== SOURCE MATERIAL
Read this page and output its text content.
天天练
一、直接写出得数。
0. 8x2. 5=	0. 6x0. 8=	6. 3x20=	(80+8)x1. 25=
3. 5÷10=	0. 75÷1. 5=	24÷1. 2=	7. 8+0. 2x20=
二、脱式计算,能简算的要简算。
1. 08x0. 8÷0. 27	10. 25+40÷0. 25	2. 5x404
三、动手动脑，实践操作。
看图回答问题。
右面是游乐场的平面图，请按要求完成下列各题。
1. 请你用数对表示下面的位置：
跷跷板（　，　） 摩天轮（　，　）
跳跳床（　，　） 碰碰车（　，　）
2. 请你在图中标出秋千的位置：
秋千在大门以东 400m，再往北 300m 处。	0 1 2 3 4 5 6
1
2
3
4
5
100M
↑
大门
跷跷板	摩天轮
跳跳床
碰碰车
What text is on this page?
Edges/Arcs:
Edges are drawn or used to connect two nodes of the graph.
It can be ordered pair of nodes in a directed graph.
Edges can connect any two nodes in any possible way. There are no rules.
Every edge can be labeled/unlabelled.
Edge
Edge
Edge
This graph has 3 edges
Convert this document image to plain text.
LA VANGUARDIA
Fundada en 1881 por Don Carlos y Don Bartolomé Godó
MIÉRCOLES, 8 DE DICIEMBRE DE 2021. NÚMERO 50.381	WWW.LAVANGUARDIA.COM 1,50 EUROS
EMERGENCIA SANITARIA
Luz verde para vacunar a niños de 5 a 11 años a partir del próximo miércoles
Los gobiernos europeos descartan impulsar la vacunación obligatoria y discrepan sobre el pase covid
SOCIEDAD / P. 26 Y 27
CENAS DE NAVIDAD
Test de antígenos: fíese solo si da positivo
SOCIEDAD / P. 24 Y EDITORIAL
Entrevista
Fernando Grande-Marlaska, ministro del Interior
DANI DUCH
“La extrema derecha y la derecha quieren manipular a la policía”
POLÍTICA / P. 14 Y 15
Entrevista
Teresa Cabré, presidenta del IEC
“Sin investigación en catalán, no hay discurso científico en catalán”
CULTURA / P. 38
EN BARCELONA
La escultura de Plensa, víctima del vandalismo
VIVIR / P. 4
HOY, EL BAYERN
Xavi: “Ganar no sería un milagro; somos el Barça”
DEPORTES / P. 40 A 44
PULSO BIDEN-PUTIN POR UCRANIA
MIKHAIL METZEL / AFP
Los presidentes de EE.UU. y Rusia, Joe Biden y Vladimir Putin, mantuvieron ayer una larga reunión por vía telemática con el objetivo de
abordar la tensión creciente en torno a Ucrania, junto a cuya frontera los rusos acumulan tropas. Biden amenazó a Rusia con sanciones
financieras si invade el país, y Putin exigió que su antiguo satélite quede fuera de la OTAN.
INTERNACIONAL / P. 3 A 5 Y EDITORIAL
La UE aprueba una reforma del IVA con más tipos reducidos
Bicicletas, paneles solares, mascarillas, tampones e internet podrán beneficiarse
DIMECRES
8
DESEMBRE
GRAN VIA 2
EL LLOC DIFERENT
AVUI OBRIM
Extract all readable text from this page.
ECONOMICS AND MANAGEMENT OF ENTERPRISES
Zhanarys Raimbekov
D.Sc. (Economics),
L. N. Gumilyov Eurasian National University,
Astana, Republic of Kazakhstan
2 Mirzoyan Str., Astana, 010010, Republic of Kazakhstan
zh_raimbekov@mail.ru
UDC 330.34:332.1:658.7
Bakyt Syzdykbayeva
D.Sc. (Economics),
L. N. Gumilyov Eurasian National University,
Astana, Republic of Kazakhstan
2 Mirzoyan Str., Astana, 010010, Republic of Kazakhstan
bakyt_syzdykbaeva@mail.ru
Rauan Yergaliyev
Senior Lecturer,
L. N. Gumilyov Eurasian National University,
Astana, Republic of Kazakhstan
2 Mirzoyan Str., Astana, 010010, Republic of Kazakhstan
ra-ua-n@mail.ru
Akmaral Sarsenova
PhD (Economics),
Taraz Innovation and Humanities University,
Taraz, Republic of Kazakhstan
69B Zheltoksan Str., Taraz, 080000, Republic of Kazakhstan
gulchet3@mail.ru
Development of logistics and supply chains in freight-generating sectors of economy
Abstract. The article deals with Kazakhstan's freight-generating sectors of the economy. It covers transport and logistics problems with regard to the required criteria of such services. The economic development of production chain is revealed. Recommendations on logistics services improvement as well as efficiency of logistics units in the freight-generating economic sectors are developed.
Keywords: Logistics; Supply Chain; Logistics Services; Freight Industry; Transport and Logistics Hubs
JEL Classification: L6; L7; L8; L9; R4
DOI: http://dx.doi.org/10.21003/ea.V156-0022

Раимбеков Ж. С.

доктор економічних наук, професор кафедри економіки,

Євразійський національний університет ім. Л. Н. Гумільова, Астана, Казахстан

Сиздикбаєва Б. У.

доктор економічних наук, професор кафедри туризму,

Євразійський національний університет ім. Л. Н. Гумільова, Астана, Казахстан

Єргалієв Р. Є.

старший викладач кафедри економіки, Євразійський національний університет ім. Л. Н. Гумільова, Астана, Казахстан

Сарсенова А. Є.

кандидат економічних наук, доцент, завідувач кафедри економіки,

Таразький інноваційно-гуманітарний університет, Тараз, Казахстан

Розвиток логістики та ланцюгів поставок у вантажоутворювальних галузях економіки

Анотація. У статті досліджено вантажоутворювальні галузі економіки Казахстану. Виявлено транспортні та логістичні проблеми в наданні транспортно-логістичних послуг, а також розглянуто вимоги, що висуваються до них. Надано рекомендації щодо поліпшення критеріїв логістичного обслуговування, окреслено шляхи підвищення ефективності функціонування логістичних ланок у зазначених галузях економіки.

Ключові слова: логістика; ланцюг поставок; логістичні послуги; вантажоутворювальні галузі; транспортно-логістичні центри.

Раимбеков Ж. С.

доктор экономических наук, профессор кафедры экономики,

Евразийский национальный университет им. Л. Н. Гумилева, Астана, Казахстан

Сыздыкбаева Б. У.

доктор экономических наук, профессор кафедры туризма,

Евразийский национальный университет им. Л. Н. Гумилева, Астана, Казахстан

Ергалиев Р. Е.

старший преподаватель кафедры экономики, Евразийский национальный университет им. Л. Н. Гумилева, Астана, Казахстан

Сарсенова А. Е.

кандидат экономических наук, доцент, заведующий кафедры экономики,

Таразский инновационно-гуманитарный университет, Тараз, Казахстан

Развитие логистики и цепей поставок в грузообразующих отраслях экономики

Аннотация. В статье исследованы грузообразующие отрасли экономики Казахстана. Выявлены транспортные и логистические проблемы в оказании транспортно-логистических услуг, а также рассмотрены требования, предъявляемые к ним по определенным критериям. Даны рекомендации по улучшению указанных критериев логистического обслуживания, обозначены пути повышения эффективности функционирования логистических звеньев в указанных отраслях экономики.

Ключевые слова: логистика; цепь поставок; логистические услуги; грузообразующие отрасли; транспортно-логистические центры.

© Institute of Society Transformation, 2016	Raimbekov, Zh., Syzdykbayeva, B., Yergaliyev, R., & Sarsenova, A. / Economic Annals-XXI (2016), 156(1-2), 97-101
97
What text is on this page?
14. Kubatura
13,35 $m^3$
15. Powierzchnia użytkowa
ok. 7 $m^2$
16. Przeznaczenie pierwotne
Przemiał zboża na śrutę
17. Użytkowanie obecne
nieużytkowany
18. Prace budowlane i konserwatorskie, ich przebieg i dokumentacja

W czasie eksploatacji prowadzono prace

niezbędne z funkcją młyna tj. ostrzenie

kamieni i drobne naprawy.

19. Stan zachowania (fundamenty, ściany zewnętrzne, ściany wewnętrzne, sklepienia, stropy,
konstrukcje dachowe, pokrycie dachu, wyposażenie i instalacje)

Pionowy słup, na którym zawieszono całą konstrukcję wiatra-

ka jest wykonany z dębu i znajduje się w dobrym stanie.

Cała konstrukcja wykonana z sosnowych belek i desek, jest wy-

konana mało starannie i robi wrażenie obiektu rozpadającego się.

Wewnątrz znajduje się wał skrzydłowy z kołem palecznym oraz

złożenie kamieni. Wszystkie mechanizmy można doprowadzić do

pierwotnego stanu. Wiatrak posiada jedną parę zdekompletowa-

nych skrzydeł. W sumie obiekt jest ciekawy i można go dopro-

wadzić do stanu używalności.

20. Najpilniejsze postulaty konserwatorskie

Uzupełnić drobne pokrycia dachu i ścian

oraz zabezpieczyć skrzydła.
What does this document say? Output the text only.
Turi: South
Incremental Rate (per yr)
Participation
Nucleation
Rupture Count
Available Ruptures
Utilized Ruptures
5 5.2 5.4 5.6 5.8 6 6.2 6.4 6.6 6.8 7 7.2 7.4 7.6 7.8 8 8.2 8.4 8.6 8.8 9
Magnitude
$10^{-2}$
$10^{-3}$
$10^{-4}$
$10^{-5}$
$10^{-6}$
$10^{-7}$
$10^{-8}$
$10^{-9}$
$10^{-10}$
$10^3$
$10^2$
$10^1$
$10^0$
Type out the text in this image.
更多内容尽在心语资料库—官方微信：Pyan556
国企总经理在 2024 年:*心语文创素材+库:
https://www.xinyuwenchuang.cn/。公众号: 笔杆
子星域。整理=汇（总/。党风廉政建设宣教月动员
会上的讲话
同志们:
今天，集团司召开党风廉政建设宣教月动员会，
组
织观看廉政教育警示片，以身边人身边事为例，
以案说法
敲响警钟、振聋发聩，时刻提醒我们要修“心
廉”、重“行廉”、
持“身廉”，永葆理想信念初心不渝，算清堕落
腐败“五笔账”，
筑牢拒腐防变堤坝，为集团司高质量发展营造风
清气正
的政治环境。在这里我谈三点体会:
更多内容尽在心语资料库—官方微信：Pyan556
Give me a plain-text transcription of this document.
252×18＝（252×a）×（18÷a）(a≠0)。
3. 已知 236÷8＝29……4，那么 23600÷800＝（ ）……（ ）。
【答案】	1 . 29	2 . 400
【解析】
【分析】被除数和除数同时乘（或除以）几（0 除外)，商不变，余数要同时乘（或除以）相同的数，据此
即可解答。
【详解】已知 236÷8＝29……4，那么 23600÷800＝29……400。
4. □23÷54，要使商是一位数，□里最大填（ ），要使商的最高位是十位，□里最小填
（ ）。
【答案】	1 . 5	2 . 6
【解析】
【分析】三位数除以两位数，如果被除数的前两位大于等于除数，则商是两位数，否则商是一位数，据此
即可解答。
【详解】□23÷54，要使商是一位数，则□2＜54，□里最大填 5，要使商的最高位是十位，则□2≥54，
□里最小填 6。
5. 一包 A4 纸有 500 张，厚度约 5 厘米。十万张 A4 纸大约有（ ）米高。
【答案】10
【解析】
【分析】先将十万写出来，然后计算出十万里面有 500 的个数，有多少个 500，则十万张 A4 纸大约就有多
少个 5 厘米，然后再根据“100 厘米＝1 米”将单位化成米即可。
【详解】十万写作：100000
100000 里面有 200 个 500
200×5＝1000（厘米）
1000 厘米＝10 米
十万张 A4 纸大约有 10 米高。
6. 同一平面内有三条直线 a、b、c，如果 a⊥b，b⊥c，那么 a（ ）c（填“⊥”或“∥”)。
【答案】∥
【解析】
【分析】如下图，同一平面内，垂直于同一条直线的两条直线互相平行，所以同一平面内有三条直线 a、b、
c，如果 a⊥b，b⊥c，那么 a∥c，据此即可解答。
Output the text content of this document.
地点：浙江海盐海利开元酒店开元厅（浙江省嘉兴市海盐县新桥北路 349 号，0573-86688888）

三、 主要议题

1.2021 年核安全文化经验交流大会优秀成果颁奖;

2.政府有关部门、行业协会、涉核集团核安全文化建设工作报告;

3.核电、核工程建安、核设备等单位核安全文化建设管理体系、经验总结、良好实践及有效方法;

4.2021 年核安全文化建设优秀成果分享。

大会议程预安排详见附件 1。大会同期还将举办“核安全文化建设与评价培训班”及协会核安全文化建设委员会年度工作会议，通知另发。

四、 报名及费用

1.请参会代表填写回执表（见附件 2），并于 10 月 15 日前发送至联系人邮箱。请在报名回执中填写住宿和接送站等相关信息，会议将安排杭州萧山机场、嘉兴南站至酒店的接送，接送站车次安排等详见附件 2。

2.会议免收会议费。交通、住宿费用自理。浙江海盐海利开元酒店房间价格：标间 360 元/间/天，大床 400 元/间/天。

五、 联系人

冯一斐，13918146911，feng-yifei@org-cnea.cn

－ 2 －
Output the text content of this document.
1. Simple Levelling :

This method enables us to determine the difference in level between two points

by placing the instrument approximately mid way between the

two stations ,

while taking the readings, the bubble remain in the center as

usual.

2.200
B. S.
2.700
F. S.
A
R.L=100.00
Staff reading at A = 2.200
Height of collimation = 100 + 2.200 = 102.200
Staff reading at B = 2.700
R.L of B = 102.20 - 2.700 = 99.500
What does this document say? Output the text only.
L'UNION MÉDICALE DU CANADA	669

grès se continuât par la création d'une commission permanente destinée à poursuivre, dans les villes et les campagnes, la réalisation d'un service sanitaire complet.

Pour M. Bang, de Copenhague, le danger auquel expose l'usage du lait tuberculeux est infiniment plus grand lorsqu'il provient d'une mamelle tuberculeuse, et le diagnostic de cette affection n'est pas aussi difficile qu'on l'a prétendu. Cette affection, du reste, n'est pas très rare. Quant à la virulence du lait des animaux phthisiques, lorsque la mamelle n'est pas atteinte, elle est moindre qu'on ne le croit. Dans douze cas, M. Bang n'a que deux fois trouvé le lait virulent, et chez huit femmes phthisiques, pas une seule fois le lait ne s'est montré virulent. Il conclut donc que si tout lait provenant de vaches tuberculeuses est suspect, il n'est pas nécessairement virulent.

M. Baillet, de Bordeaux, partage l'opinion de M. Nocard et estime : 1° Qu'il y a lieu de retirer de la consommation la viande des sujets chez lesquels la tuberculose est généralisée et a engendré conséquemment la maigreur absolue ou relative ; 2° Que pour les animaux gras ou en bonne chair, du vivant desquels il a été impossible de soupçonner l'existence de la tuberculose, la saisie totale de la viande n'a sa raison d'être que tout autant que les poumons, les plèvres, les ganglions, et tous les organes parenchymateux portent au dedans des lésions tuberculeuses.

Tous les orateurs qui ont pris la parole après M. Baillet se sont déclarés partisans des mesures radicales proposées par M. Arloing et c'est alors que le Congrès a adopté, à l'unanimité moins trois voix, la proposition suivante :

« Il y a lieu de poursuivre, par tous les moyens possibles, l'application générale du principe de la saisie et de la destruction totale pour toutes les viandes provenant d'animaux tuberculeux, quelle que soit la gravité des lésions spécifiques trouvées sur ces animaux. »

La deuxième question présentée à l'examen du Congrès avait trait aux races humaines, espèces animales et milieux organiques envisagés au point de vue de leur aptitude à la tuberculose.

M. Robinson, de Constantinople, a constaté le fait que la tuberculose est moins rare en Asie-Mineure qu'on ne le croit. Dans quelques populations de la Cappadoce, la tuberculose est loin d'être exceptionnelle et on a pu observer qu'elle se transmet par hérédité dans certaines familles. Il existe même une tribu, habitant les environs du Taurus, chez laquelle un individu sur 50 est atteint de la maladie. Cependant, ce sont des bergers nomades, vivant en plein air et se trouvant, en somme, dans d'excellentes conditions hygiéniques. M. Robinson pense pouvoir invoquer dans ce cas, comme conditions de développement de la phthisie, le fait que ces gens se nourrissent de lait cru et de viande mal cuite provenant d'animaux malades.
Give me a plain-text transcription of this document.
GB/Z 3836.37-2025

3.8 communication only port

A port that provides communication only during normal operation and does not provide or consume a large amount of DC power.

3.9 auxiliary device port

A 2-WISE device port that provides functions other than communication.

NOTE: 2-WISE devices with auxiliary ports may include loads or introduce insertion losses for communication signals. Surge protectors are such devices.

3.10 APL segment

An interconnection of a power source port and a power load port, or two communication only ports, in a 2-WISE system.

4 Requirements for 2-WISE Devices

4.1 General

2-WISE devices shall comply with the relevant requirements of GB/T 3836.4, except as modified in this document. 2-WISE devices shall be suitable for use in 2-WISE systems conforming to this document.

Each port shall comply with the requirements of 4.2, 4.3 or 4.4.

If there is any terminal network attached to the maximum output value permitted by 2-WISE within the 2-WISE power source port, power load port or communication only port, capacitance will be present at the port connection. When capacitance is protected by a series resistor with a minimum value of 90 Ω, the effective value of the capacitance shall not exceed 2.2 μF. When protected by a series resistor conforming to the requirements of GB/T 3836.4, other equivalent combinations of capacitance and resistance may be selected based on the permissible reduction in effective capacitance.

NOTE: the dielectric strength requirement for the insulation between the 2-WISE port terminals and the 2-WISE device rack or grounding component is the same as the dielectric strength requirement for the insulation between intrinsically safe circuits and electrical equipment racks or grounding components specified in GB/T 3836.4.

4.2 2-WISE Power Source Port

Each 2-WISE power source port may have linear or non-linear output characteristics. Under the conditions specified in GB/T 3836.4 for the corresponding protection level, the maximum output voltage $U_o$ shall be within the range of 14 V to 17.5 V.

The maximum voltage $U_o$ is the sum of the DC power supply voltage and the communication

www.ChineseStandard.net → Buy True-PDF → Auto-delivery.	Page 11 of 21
====
* TASK STATEMENT
The word "里最大填" may turn up on some lines of these records; say how many, with no other words.

* FINISHED TASK
2